**GIVEN RECORDS**
— start —

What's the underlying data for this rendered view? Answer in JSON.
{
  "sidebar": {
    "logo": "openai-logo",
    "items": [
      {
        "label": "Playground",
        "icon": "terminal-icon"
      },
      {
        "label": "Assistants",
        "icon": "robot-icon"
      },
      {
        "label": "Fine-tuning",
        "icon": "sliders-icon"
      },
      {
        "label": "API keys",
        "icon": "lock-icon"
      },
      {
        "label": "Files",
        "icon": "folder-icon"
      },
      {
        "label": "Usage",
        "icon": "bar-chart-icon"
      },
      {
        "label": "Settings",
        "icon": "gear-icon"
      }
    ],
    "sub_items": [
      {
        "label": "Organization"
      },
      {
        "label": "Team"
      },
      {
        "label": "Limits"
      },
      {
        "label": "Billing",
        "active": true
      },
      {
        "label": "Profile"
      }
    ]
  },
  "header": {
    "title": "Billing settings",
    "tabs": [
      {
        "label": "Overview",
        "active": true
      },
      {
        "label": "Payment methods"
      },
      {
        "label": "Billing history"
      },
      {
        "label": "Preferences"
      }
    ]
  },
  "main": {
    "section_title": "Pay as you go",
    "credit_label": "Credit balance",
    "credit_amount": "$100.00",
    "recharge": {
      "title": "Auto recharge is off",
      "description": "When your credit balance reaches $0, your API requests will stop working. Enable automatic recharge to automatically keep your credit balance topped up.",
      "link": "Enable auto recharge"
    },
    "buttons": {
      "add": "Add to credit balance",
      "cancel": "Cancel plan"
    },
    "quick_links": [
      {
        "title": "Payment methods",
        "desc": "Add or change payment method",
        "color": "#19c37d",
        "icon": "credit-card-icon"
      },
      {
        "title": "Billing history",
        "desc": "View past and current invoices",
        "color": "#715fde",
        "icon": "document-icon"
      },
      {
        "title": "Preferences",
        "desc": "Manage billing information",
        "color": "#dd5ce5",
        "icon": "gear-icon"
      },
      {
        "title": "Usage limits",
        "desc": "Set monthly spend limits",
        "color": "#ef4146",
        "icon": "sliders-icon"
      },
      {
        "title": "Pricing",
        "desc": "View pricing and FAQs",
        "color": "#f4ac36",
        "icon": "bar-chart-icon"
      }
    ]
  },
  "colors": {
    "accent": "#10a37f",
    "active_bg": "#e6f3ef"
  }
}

— end —

**WHAT YOU WILL DO**
Would you restate each of the entries word for word?

**SOLUTION FOR THIS TASK**
What's the underlying data for this rendered view? Answer in JSON.
{
  "sidebar": {
    "logo": "openai-logo",
    "items": [
      {
        "label": "Playground",
        "icon": "terminal-icon"
      },
      {
        "label": "Assistants",
        "icon": "robot-icon"
      },
      {
        "label": "Fine-tuning",
        "icon": "sliders-icon"
      },
      {
        "label": "API keys",
        "icon": "lock-icon"
      },
      {
        "label": "Files",
        "icon": "folder-icon"
      },
      {
        "label": "Usage",
        "icon": "bar-chart-icon"
      },
      {
        "label": "Settings",
        "icon": "gear-icon"
      }
    ],
    "sub_items": [
      {
        "label": "Organization"
      },
      {
        "label": "Team"
      },
      {
        "label": "Limits"
      },
      {
        "label": "Billing",
        "active": true
      },
      {
        "label": "Profile"
      }
    ]
  },
  "header": {
    "title": "Billing settings",
    "tabs": [
      {
        "label": "Overview",
        "active": true
      },
      {
        "label": "Payment methods"
      },
      {
        "label": "Billing history"
      },
      {
        "label": "Preferences"
      }
    ]
  },
  "main": {
    "section_title": "Pay as you go",
    "credit_label": "Credit balance",
    "credit_amount": "$100.00",
    "recharge": {
      "title": "Auto recharge is off",
      "description": "When your credit balance reaches $0, your API requests will stop working. Enable automatic recharge to automatically keep your credit balance topped up.",
      "link": "Enable auto recharge"
    },
    "buttons": {
      "add": "Add to credit balance",
      "cancel": "Cancel plan"
    },
    "quick_links": [
      {
        "title": "Payment methods",
        "desc": "Add or change payment method",
        "color": "#19c37d",
        "icon": "credit-card-icon"
      },
      {
        "title": "Billing history",
        "desc": "View past and current invoices",
        "color": "#715fde",
        "icon": "document-icon"
      },
      {
        "title": "Preferences",
        "desc": "Manage billing information",
        "color": "#dd5ce5",
        "icon": "gear-icon"
      },
      {
        "title": "Usage limits",
        "desc": "Set monthly spend limits",
        "color": "#ef4146",
        "icon": "sliders-icon"
      },
      {
        "title": "Pricing",
        "desc": "View pricing and FAQs",
        "color": "#f4ac36",
        "icon": "bar-chart-icon"
      }
    ]
  },
  "colors": {
    "accent": "#10a37f",
    "active_bg": "#e6f3ef"
  }
}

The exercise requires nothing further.